### TASK TO COMPLETE
What is the number of lines containing the word "name"? Give that number alone.

### EXERCISE INPUTS
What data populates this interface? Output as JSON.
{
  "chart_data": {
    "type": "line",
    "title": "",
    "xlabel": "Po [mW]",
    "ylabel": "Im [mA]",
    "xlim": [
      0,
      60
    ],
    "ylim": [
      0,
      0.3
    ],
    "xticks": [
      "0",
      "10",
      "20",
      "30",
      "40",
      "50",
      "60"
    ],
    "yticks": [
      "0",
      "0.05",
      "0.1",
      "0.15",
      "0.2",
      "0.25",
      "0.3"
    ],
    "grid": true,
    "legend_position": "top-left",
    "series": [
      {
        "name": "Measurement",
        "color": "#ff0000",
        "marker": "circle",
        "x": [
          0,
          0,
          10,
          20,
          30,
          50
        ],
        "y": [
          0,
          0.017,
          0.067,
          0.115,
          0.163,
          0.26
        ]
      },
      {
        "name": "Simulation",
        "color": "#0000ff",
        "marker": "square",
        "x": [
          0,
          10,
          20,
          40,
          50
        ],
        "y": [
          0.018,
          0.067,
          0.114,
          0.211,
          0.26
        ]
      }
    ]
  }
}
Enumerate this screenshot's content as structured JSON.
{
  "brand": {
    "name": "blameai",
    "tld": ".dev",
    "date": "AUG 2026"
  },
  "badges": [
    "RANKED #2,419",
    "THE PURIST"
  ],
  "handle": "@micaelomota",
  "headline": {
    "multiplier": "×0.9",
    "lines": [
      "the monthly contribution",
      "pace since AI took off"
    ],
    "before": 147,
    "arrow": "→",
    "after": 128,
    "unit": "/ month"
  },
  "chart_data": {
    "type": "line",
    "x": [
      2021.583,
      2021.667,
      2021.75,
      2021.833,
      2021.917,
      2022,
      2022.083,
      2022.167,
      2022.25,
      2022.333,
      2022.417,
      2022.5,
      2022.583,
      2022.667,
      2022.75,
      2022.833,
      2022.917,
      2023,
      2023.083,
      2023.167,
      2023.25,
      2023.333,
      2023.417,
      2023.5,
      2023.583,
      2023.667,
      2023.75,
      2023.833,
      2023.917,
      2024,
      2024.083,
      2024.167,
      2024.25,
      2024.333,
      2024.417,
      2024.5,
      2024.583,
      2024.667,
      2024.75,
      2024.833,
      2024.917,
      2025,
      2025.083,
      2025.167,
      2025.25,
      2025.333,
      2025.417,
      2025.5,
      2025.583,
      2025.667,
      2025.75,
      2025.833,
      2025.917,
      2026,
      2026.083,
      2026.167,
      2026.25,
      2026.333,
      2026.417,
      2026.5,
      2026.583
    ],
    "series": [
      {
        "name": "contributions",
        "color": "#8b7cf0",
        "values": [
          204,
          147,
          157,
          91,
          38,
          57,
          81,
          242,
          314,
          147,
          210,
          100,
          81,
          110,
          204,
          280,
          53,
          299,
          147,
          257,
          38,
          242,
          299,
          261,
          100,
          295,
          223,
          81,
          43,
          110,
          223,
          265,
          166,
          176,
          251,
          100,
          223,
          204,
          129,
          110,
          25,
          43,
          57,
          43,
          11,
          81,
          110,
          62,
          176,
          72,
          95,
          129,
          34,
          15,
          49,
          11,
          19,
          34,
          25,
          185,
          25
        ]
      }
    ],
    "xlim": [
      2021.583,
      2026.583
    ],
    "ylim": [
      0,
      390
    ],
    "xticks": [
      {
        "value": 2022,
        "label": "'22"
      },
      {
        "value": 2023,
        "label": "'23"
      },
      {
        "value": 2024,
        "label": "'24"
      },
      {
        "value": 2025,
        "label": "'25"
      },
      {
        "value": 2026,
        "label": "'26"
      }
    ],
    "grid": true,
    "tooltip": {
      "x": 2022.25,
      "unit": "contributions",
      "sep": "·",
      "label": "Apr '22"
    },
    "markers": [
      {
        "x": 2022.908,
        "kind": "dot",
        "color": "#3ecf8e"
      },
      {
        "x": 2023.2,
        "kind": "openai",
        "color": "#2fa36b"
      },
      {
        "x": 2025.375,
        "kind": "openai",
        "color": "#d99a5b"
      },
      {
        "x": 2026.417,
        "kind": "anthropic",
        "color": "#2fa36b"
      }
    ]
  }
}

### CORRECT RESULT
4